__Available data__

++++++++

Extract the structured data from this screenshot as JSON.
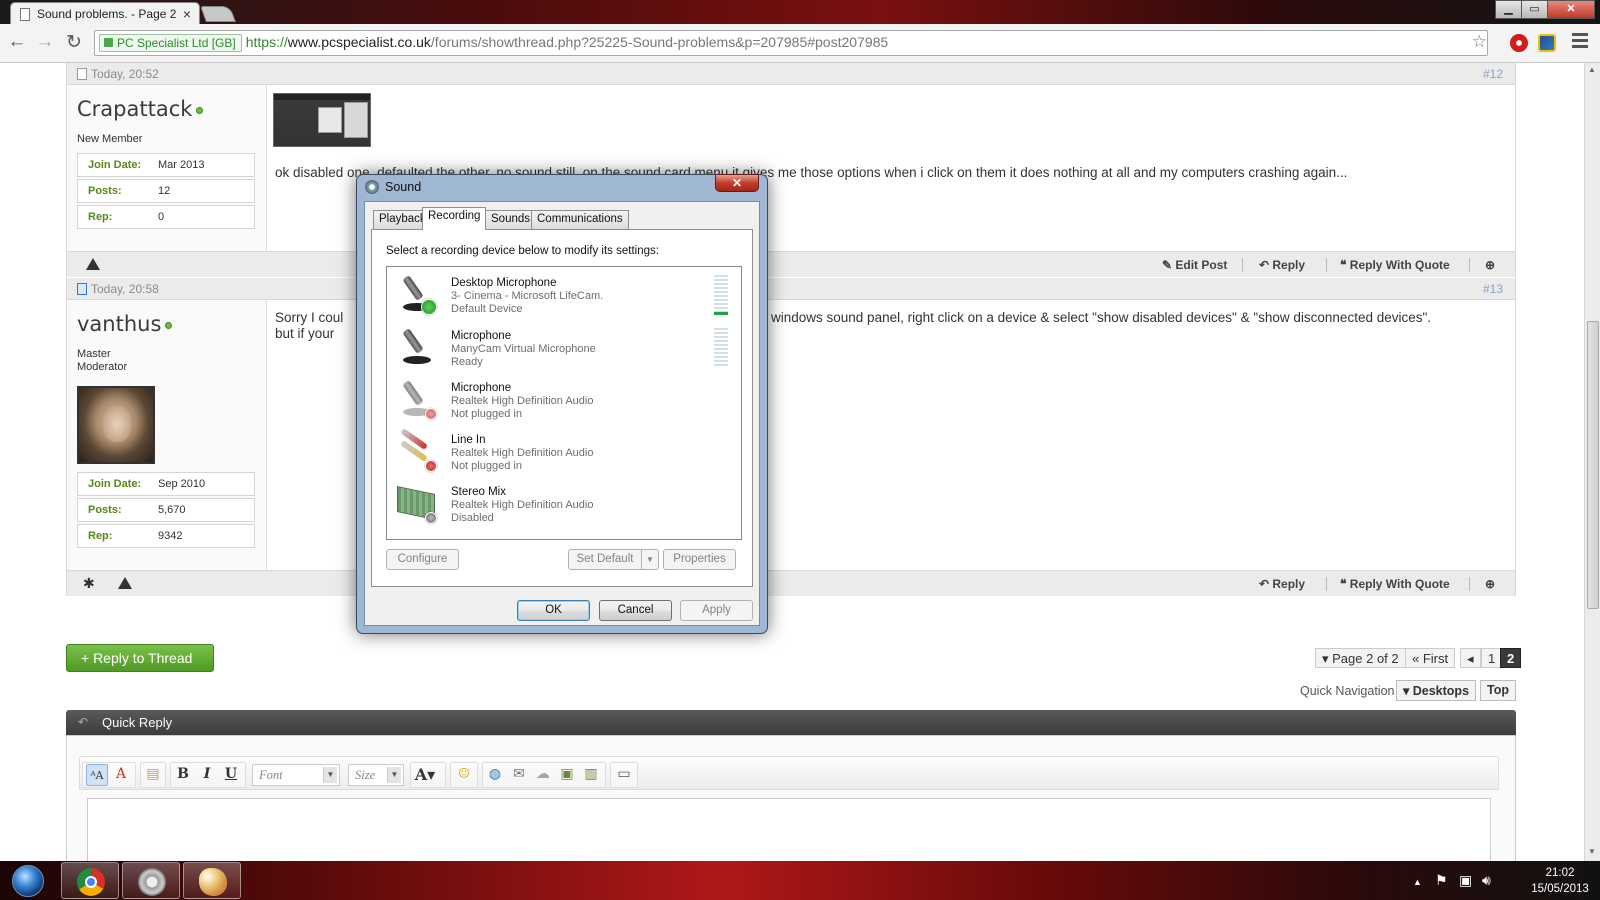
{
  "browser": {
    "tab_title": "Sound problems. - Page 2",
    "tab_close": "×",
    "window_controls": {
      "minimize": "▁",
      "maximize": "▭",
      "close": "✕"
    },
    "nav": {
      "back": "←",
      "forward": "→",
      "reload": "↻"
    },
    "ev_badge": "PC Specialist Ltd [GB]",
    "url_scheme": "https://",
    "url_host": "www.pcspecialist.co.uk",
    "url_path": "/forums/showthread.php?25225-Sound-problems&p=207985#post207985",
    "bookmark_star": "☆"
  },
  "posts": [
    {
      "time": "Today, 20:52",
      "number": "#12",
      "username": "Crapattack",
      "rank": "New Member",
      "stats": [
        {
          "key": "Join Date:",
          "value": "Mar 2013"
        },
        {
          "key": "Posts:",
          "value": "12"
        },
        {
          "key": "Rep:",
          "value": "0"
        }
      ],
      "body_line1": "ok disabled one, defaulted the other, no sound still, on the sound card menu it gives me those options when i click on them it does nothing at all and my computers crashing again...",
      "actions": {
        "edit": "Edit Post",
        "reply": "Reply",
        "quote": "Reply With Quote",
        "multi": "⊕"
      }
    },
    {
      "time": "Today, 20:58",
      "number": "#13",
      "username": "vanthus",
      "rank_line1": "Master",
      "rank_line2": "Moderator",
      "stats": [
        {
          "key": "Join Date:",
          "value": "Sep 2010"
        },
        {
          "key": "Posts:",
          "value": "5,670"
        },
        {
          "key": "Rep:",
          "value": "9342"
        }
      ],
      "body_line1_left": "Sorry I coul",
      "body_line1_right": "windows sound panel, right click on a device & select \"show disabled devices\" & \"show disconnected devices\".",
      "body_line2_left": "but if your",
      "actions": {
        "reply": "Reply",
        "quote": "Reply With Quote",
        "multi": "⊕"
      }
    }
  ],
  "sound_dialog": {
    "title": "Sound",
    "close_label": "✕",
    "tabs": [
      "Playback",
      "Recording",
      "Sounds",
      "Communications"
    ],
    "active_tab": "Recording",
    "instruction": "Select a recording device below to modify its settings:",
    "devices": [
      {
        "name": "Desktop Microphone",
        "desc": "3- Cinema - Microsoft LifeCam.",
        "status": "Default Device",
        "icon": "microphone-icon",
        "badge": "ok",
        "meter": 0.08
      },
      {
        "name": "Microphone",
        "desc": "ManyCam Virtual Microphone",
        "status": "Ready",
        "icon": "microphone-icon",
        "badge": "none",
        "meter": 0.0
      },
      {
        "name": "Microphone",
        "desc": "Realtek High Definition Audio",
        "status": "Not plugged in",
        "icon": "microphone-icon",
        "badge": "red"
      },
      {
        "name": "Line In",
        "desc": "Realtek High Definition Audio",
        "status": "Not plugged in",
        "icon": "line-in-jack-icon",
        "badge": "red"
      },
      {
        "name": "Stereo Mix",
        "desc": "Realtek High Definition Audio",
        "status": "Disabled",
        "icon": "sound-card-icon",
        "badge": "gray"
      }
    ],
    "buttons": {
      "configure": "Configure",
      "set_default": "Set Default",
      "properties": "Properties",
      "ok": "OK",
      "cancel": "Cancel",
      "apply": "Apply"
    }
  },
  "thread_controls": {
    "reply_to_thread": "+ Reply to Thread",
    "page_of": "Page 2 of 2",
    "first": "First",
    "pages": [
      "1",
      "2"
    ],
    "current_page": "2",
    "quick_navigation": "Quick Navigation",
    "desktops": "Desktops",
    "top": "Top"
  },
  "quick_reply": {
    "title": "Quick Reply",
    "font_placeholder": "Font",
    "size_placeholder": "Size"
  },
  "taskbar": {
    "time": "21:02",
    "date": "15/05/2013"
  }
}
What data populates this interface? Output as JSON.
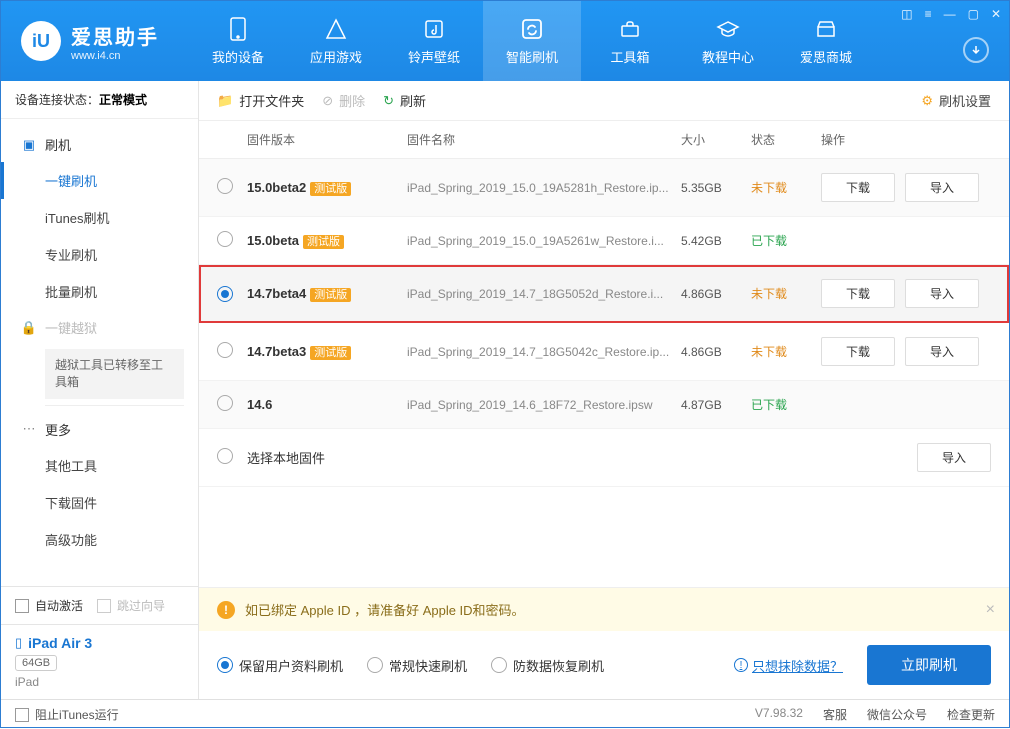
{
  "app": {
    "name": "爱思助手",
    "url": "www.i4.cn"
  },
  "nav": [
    {
      "label": "我的设备"
    },
    {
      "label": "应用游戏"
    },
    {
      "label": "铃声壁纸"
    },
    {
      "label": "智能刷机"
    },
    {
      "label": "工具箱"
    },
    {
      "label": "教程中心"
    },
    {
      "label": "爱思商城"
    }
  ],
  "conn": {
    "prefix": "设备连接状态：",
    "mode": "正常模式"
  },
  "side": {
    "flash_head": "刷机",
    "items": [
      "一键刷机",
      "iTunes刷机",
      "专业刷机",
      "批量刷机"
    ],
    "jailbreak": "一键越狱",
    "jb_note": "越狱工具已转移至工具箱",
    "more_head": "更多",
    "more_items": [
      "其他工具",
      "下载固件",
      "高级功能"
    ]
  },
  "sb_bottom": {
    "auto_activate": "自动激活",
    "skip_guide": "跳过向导",
    "device_name": "iPad Air 3",
    "capacity": "64GB",
    "device_type": "iPad",
    "block_itunes": "阻止iTunes运行"
  },
  "toolbar": {
    "open": "打开文件夹",
    "delete": "删除",
    "refresh": "刷新",
    "settings": "刷机设置"
  },
  "thead": {
    "ver": "固件版本",
    "name": "固件名称",
    "size": "大小",
    "status": "状态",
    "ops": "操作"
  },
  "badge": "测试版",
  "btn": {
    "download": "下载",
    "import": "导入"
  },
  "status": {
    "not": "未下载",
    "done": "已下载"
  },
  "rows": [
    {
      "ver": "15.0beta2",
      "beta": true,
      "name": "iPad_Spring_2019_15.0_19A5281h_Restore.ip...",
      "size": "5.35GB",
      "status": "not",
      "ops": true,
      "selected": false
    },
    {
      "ver": "15.0beta",
      "beta": true,
      "name": "iPad_Spring_2019_15.0_19A5261w_Restore.i...",
      "size": "5.42GB",
      "status": "done",
      "ops": false,
      "selected": false
    },
    {
      "ver": "14.7beta4",
      "beta": true,
      "name": "iPad_Spring_2019_14.7_18G5052d_Restore.i...",
      "size": "4.86GB",
      "status": "not",
      "ops": true,
      "selected": true,
      "hl": true
    },
    {
      "ver": "14.7beta3",
      "beta": true,
      "name": "iPad_Spring_2019_14.7_18G5042c_Restore.ip...",
      "size": "4.86GB",
      "status": "not",
      "ops": true,
      "selected": false
    },
    {
      "ver": "14.6",
      "beta": false,
      "name": "iPad_Spring_2019_14.6_18F72_Restore.ipsw",
      "size": "4.87GB",
      "status": "done",
      "ops": false,
      "selected": false
    }
  ],
  "local_fw": "选择本地固件",
  "warning": "如已绑定 Apple ID ，请准备好 Apple ID和密码。",
  "modes": {
    "keep": "保留用户资料刷机",
    "normal": "常规快速刷机",
    "recover": "防数据恢复刷机"
  },
  "erase_link": "只想抹除数据？",
  "flash_now": "立即刷机",
  "status_bar": {
    "version": "V7.98.32",
    "service": "客服",
    "wechat": "微信公众号",
    "check_update": "检查更新"
  }
}
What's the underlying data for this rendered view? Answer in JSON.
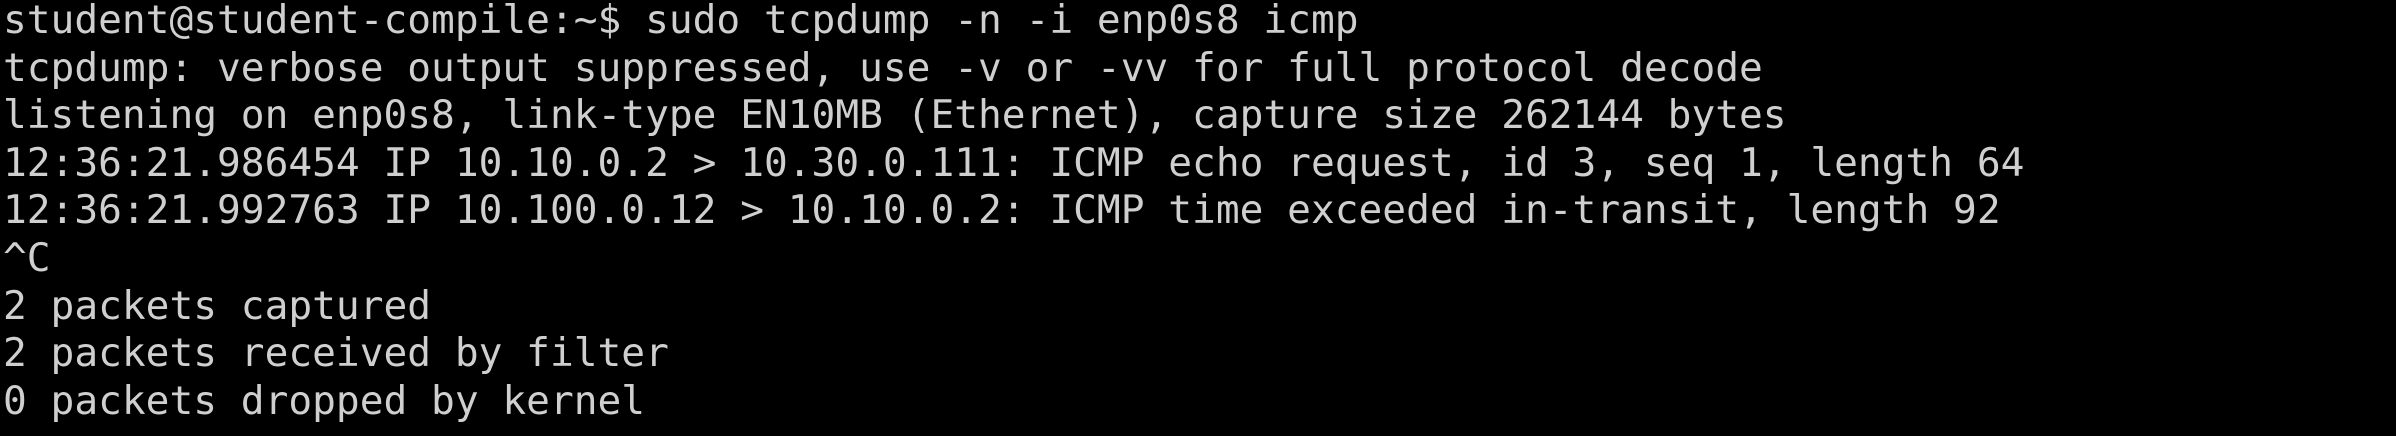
{
  "terminal": {
    "colors": {
      "background": "#000000",
      "foreground": "#cfcfcf"
    },
    "lines": [
      "student@student-compile:~$ sudo tcpdump -n -i enp0s8 icmp",
      "tcpdump: verbose output suppressed, use -v or -vv for full protocol decode",
      "listening on enp0s8, link-type EN10MB (Ethernet), capture size 262144 bytes",
      "12:36:21.986454 IP 10.10.0.2 > 10.30.0.111: ICMP echo request, id 3, seq 1, length 64",
      "12:36:21.992763 IP 10.100.0.12 > 10.10.0.2: ICMP time exceeded in-transit, length 92",
      "^C",
      "2 packets captured",
      "2 packets received by filter",
      "0 packets dropped by kernel"
    ]
  }
}
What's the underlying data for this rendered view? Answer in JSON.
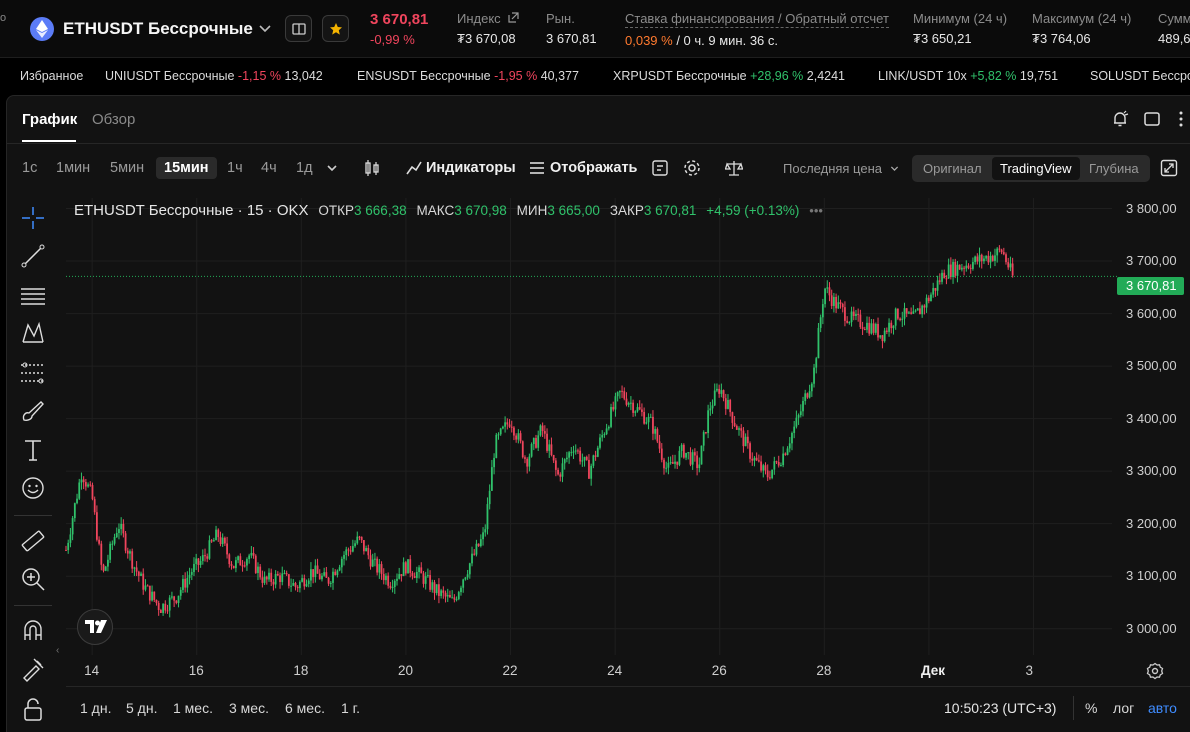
{
  "header": {
    "edge_text": "о",
    "pair": "ETHUSDT Бессрочные",
    "last_price": "3 670,81",
    "last_change": "-0,99 %",
    "stats": [
      {
        "label": "Индекс",
        "value": "₮3 670,08"
      },
      {
        "label": "Рын.",
        "value": "3 670,81"
      },
      {
        "label": "Ставка финансирования / Обратный отсчет",
        "rate": "0,039 %",
        "countdown": " / 0 ч. 9 мин. 36 с."
      },
      {
        "label": "Минимум (24 ч)",
        "value": "₮3 650,21"
      },
      {
        "label": "Максимум (24 ч)",
        "value": "₮3 764,06"
      },
      {
        "label": "Сумм",
        "value": "489,6"
      }
    ]
  },
  "ticker": {
    "favorites_label": "Избранное",
    "items": [
      {
        "name": "UNIUSDT Бессрочные",
        "change": "-1,15 %",
        "price": "13,042",
        "dir": "neg"
      },
      {
        "name": "ENSUSDT Бессрочные",
        "change": "-1,95 %",
        "price": "40,377",
        "dir": "neg"
      },
      {
        "name": "XRPUSDT Бессрочные",
        "change": "+28,96 %",
        "price": "2,4241",
        "dir": "pos"
      },
      {
        "name": "LINK/USDT 10x",
        "change": "+5,82 %",
        "price": "19,751",
        "dir": "pos"
      },
      {
        "name": "SOLUSDT Бессроч",
        "change": "",
        "price": "",
        "dir": "neg"
      }
    ]
  },
  "tabs": {
    "chart": "График",
    "overview": "Обзор"
  },
  "toolbar": {
    "intervals": [
      "1с",
      "1мин",
      "5мин",
      "15мин",
      "1ч",
      "4ч",
      "1д"
    ],
    "active_interval": "15мин",
    "indicators": "Индикаторы",
    "display": "Отображать",
    "price_type": "Последняя цена",
    "views": [
      "Оригинал",
      "TradingView",
      "Глубина"
    ],
    "active_view": "TradingView"
  },
  "legend": {
    "title": "ETHUSDT Бессрочные · 15 · OKX",
    "open_label": "ОТКР",
    "open": "3 666,38",
    "high_label": "МАКС",
    "high": "3 670,98",
    "low_label": "МИН",
    "low": "3 665,00",
    "close_label": "ЗАКР",
    "close": "3 670,81",
    "change": "+4,59 (+0.13%)"
  },
  "bottom": {
    "ranges": [
      "1 дн.",
      "5 дн.",
      "1 мес.",
      "3 мес.",
      "6 мес.",
      "1 г."
    ],
    "clock": "10:50:23 (UTC+3)",
    "percent": "%",
    "log": "лог",
    "auto": "авто"
  },
  "colors": {
    "up": "#30c26b",
    "down": "#f0455d",
    "accent": "#3f8cff",
    "price_tag": "#22ab57"
  },
  "chart_data": {
    "type": "line",
    "ylim": [
      2950,
      3820
    ],
    "yticks": [
      "3 800,00",
      "3 700,00",
      "3 600,00",
      "3 500,00",
      "3 400,00",
      "3 300,00",
      "3 200,00",
      "3 100,00",
      "3 000,00"
    ],
    "ytick_values": [
      3800,
      3700,
      3600,
      3500,
      3400,
      3300,
      3200,
      3100,
      3000
    ],
    "xticks": [
      "14",
      "16",
      "18",
      "20",
      "22",
      "24",
      "26",
      "28",
      "Дек",
      "3"
    ],
    "xtick_positions": [
      14,
      16,
      18,
      20,
      22,
      24,
      26,
      28,
      30,
      32
    ],
    "xlim": [
      13.5,
      33.5
    ],
    "current_price": 3670.81,
    "current_price_label": "3 670,81",
    "series": [
      {
        "x": [
          13.5,
          13.8,
          14.0,
          14.2,
          14.5,
          14.8,
          15.0,
          15.3,
          15.6,
          15.9,
          16.1,
          16.4,
          16.7,
          17.0,
          17.3,
          17.6,
          17.9,
          18.2,
          18.5,
          18.8,
          19.1,
          19.4,
          19.7,
          20.0,
          20.3,
          20.6,
          20.9,
          21.1,
          21.3,
          21.5,
          21.7,
          22.0,
          22.3,
          22.6,
          22.9,
          23.2,
          23.5,
          23.8,
          24.1,
          24.4,
          24.7,
          25.0,
          25.3,
          25.6,
          25.8,
          26.0,
          26.3,
          26.6,
          26.9,
          27.2,
          27.5,
          27.8,
          28.0,
          28.2,
          28.5,
          28.8,
          29.1,
          29.4,
          29.7,
          30.0,
          30.3,
          30.6,
          30.9,
          31.2,
          31.4,
          31.6
        ],
        "y": [
          3150,
          3300,
          3250,
          3100,
          3200,
          3120,
          3080,
          3040,
          3060,
          3110,
          3130,
          3180,
          3120,
          3140,
          3090,
          3100,
          3080,
          3110,
          3090,
          3140,
          3170,
          3120,
          3090,
          3120,
          3100,
          3070,
          3050,
          3100,
          3140,
          3180,
          3350,
          3400,
          3320,
          3380,
          3290,
          3350,
          3300,
          3380,
          3450,
          3420,
          3390,
          3300,
          3340,
          3310,
          3420,
          3460,
          3390,
          3330,
          3290,
          3330,
          3400,
          3490,
          3650,
          3620,
          3590,
          3580,
          3560,
          3600,
          3590,
          3630,
          3680,
          3690,
          3700,
          3710,
          3720,
          3670
        ]
      }
    ]
  }
}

++++++++

__Aim__
Tell how many lines of the data include the word "this", and nothing else.

__Result of the exercise__
4